● **Exercise directions**:
Edit the Weapon X staff list from "- Dr. Emrys" up to and including "by Silver Fox.", putting "leader" in place of "commander".

BEGIN Document extract

- Dr. Carol Hines - In charge of monitoring and recording the adamantium bonding process, killed by Aldo Ferro.
- Brent Jackson - A former S.H.I.E.L.D. member, defected to Weapon X and eventually became the director, current whereabouts unknown.
- Madison Jeffries - A former member of Alpha Flight, Gamma Flight, and Zodiac, was brainwashed by the Weapon X. Jeffries retained his superhuman powers after M-Day.
- Dr. Emrys Killebrew - A geneticist who mutated many of the subjects, including Deadpool. Former commander of Ajax, who would later kill him.
- Dr. Cecilia Reyes - A member of the X-Men who was forced to work for Weapon X.
- Professor (Thorton) - Directed the bonding of adamantium to Wolverine, who later would cut his hand off. He was killed by Silver Fox.
- John Sublime
- Robert Windsor (Mr. Sinister) - A guise taken by Mister Sinister.
- Dr. Zira
- Dr. Dale Rice - A scientist who is the father of Dr. Zander Rice. He was killed by Wolverine.
- William Stryker - The director of the Weapon X project, Stryker helped create Weapon H.
- Dr. Aliana Alba - A scientist working under William Stryker.
- Romulus
- Cavan Scott / Great Architect - The leader of a Weapon X branch that reconstructed the New U Technologies reanimations created by Ben Reilly.

END Document extract
BEGIN Supplied material

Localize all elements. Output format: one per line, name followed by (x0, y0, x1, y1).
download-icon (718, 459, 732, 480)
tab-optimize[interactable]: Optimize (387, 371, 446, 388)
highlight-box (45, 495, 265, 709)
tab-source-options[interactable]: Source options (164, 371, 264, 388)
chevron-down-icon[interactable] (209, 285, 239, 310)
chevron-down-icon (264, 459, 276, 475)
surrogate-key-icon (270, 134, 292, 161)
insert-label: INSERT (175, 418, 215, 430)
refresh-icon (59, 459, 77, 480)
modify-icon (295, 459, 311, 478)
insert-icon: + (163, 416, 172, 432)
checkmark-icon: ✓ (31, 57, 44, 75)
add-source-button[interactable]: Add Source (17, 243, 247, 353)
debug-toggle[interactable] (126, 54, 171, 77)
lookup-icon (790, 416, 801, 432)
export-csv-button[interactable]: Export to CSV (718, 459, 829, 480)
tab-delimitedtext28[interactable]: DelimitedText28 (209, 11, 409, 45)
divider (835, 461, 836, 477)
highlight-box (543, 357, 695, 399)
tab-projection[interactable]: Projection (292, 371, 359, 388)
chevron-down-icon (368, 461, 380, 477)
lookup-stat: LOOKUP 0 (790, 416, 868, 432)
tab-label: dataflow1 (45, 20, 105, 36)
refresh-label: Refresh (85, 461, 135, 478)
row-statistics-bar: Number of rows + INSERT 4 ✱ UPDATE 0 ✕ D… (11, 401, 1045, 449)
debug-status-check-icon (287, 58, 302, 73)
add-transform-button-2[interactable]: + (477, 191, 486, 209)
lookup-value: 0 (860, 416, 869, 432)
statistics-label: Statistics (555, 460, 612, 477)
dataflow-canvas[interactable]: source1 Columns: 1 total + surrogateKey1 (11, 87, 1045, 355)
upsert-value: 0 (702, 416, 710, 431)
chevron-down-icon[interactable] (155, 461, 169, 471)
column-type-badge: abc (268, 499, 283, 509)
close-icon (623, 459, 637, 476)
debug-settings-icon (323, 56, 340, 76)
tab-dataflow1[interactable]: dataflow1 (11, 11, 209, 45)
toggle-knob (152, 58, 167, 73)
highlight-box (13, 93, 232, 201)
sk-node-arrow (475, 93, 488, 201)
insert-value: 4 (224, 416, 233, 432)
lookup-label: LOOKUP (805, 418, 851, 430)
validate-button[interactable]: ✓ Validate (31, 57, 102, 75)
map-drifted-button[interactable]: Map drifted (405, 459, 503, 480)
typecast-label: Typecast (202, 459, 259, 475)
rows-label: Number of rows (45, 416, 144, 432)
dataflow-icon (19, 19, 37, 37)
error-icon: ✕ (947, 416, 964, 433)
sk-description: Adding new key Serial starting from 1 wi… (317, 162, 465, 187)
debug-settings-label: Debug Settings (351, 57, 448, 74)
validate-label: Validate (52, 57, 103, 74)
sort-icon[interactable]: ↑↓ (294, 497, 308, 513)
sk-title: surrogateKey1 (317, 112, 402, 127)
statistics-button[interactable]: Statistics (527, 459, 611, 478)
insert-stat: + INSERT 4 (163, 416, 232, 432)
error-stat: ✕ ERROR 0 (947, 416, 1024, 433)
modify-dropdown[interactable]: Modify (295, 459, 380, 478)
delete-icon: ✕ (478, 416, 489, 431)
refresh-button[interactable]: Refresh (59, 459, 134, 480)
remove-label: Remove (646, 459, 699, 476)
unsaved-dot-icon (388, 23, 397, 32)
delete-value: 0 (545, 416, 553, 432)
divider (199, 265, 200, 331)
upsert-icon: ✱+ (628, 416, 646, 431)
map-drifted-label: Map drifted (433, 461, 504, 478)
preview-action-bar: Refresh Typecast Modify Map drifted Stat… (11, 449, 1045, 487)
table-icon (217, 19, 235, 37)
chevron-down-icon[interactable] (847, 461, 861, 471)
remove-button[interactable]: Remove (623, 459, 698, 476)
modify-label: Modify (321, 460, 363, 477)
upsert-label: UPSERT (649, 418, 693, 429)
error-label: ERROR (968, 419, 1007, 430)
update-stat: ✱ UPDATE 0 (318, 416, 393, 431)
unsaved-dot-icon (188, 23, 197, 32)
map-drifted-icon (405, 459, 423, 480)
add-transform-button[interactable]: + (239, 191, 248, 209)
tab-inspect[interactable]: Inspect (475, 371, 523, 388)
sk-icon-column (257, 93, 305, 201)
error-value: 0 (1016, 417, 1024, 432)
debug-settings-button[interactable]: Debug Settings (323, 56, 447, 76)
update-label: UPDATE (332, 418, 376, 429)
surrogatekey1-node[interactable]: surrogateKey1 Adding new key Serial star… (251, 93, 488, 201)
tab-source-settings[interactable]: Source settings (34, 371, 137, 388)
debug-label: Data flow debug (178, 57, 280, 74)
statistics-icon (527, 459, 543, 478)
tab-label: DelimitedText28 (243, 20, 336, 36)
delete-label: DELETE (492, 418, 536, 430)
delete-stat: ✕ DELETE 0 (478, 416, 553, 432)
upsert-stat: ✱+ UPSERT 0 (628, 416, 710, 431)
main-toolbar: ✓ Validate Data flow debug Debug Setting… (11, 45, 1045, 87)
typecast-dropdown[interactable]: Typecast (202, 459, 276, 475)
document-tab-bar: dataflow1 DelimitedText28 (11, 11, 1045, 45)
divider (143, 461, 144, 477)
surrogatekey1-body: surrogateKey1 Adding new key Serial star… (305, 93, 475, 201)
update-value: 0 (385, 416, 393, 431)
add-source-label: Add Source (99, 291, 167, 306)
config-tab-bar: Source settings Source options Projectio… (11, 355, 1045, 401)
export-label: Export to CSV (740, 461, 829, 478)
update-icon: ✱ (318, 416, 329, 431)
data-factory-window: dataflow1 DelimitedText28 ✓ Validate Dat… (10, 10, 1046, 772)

END Supplied material

● **Task answer**:
- Dr. Emrys Killebrew - A geneticist who mutated many of the subjects, including Deadpool. Former leader of Ajax, who would later kill him.
- Dr. Cecilia Reyes - A member of the X-Men who was forced to work for Weapon X.
- Professor (Thorton) - Directed the bonding of adamantium to Wolverine, who later would cut his hand off. He was killed by Silver Fox.